SOURCE DATA:
=-=-=-=-=

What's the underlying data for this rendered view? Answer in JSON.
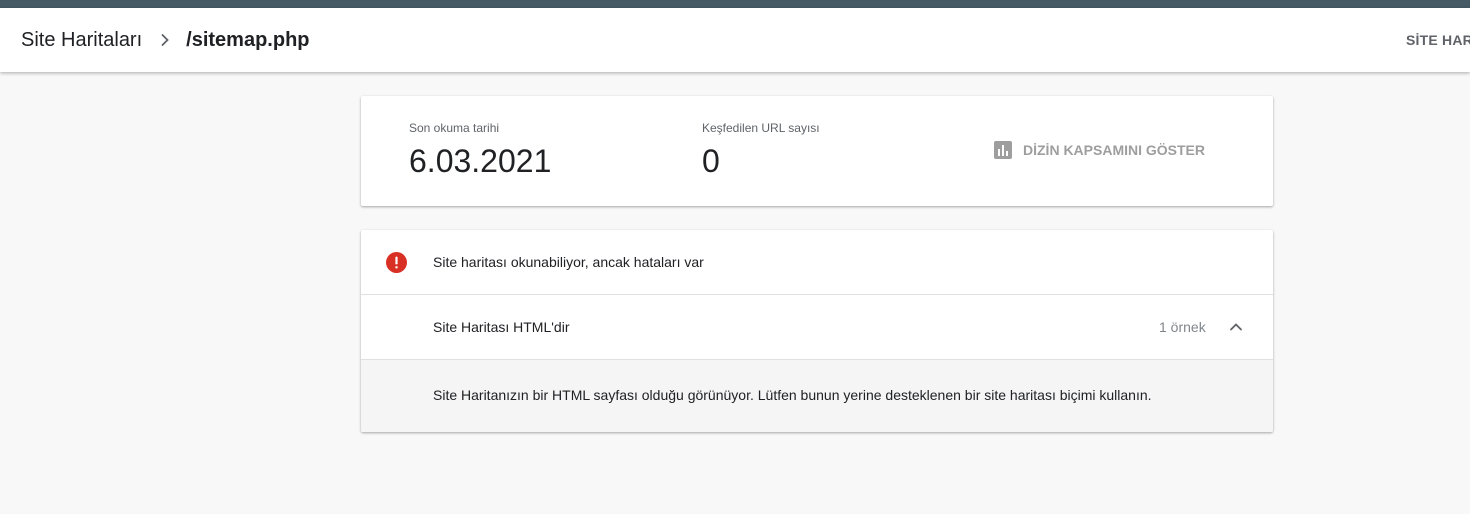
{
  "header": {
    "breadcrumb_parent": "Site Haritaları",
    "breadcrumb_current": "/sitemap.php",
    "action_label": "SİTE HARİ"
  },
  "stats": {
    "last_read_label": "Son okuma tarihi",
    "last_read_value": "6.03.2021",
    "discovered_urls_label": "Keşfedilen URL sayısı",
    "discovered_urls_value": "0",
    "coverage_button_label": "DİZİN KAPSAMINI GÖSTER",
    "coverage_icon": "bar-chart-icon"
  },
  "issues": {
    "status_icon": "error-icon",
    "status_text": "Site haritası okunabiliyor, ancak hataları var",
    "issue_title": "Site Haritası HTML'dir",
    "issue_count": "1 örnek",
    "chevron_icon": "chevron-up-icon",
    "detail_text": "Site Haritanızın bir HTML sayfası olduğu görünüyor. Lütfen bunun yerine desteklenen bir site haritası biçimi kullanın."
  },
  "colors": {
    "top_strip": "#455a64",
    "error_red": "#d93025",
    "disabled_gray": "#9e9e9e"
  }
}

=-=-=-=-=

STATED TASK:
Every entry above should be duplicated exactly. Do not include the images.

THE OUTPUT:
What's the underlying data for this rendered view? Answer in JSON.
{
  "header": {
    "breadcrumb_parent": "Site Haritaları",
    "breadcrumb_current": "/sitemap.php",
    "action_label": "SİTE HARİ"
  },
  "stats": {
    "last_read_label": "Son okuma tarihi",
    "last_read_value": "6.03.2021",
    "discovered_urls_label": "Keşfedilen URL sayısı",
    "discovered_urls_value": "0",
    "coverage_button_label": "DİZİN KAPSAMINI GÖSTER",
    "coverage_icon": "bar-chart-icon"
  },
  "issues": {
    "status_icon": "error-icon",
    "status_text": "Site haritası okunabiliyor, ancak hataları var",
    "issue_title": "Site Haritası HTML'dir",
    "issue_count": "1 örnek",
    "chevron_icon": "chevron-up-icon",
    "detail_text": "Site Haritanızın bir HTML sayfası olduğu görünüyor. Lütfen bunun yerine desteklenen bir site haritası biçimi kullanın."
  },
  "colors": {
    "top_strip": "#455a64",
    "error_red": "#d93025",
    "disabled_gray": "#9e9e9e"
  }
}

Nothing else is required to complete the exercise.